Problem to work on:
Write out every record in full, exactly as written, please.

Stored data entries
===============

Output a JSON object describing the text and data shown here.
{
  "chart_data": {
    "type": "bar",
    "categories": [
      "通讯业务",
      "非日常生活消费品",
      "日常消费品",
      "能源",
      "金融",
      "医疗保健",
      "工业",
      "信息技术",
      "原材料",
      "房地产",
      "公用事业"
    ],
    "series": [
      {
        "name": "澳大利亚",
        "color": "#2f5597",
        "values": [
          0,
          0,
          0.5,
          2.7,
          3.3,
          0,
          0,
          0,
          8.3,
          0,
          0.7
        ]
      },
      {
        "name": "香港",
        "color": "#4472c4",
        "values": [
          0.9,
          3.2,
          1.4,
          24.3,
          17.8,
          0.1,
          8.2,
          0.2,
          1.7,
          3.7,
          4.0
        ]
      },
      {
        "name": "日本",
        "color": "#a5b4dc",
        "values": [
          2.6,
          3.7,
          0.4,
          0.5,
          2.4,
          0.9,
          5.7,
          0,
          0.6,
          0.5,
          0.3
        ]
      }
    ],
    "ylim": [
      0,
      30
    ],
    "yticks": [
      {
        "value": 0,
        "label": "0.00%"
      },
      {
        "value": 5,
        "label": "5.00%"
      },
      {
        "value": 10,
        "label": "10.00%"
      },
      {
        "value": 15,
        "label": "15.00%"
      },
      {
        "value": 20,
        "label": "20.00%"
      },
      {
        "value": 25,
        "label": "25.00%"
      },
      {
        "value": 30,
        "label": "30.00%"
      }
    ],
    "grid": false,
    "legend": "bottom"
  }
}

===============

Right answer:
Output a JSON object describing the text and data shown here.
{
  "chart_data": {
    "type": "bar",
    "categories": [
      "通讯业务",
      "非日常生活消费品",
      "日常消费品",
      "能源",
      "金融",
      "医疗保健",
      "工业",
      "信息技术",
      "原材料",
      "房地产",
      "公用事业"
    ],
    "series": [
      {
        "name": "澳大利亚",
        "color": "#2f5597",
        "values": [
          0,
          0,
          0.5,
          2.7,
          3.3,
          0,
          0,
          0,
          8.3,
          0,
          0.7
        ]
      },
      {
        "name": "香港",
        "color": "#4472c4",
        "values": [
          0.9,
          3.2,
          1.4,
          24.3,
          17.8,
          0.1,
          8.2,
          0.2,
          1.7,
          3.7,
          4.0
        ]
      },
      {
        "name": "日本",
        "color": "#a5b4dc",
        "values": [
          2.6,
          3.7,
          0.4,
          0.5,
          2.4,
          0.9,
          5.7,
          0,
          0.6,
          0.5,
          0.3
        ]
      }
    ],
    "ylim": [
      0,
      30
    ],
    "yticks": [
      {
        "value": 0,
        "label": "0.00%"
      },
      {
        "value": 5,
        "label": "5.00%"
      },
      {
        "value": 10,
        "label": "10.00%"
      },
      {
        "value": 15,
        "label": "15.00%"
      },
      {
        "value": 20,
        "label": "20.00%"
      },
      {
        "value": 25,
        "label": "25.00%"
      },
      {
        "value": 30,
        "label": "30.00%"
      }
    ],
    "grid": false,
    "legend": "bottom"
  }
}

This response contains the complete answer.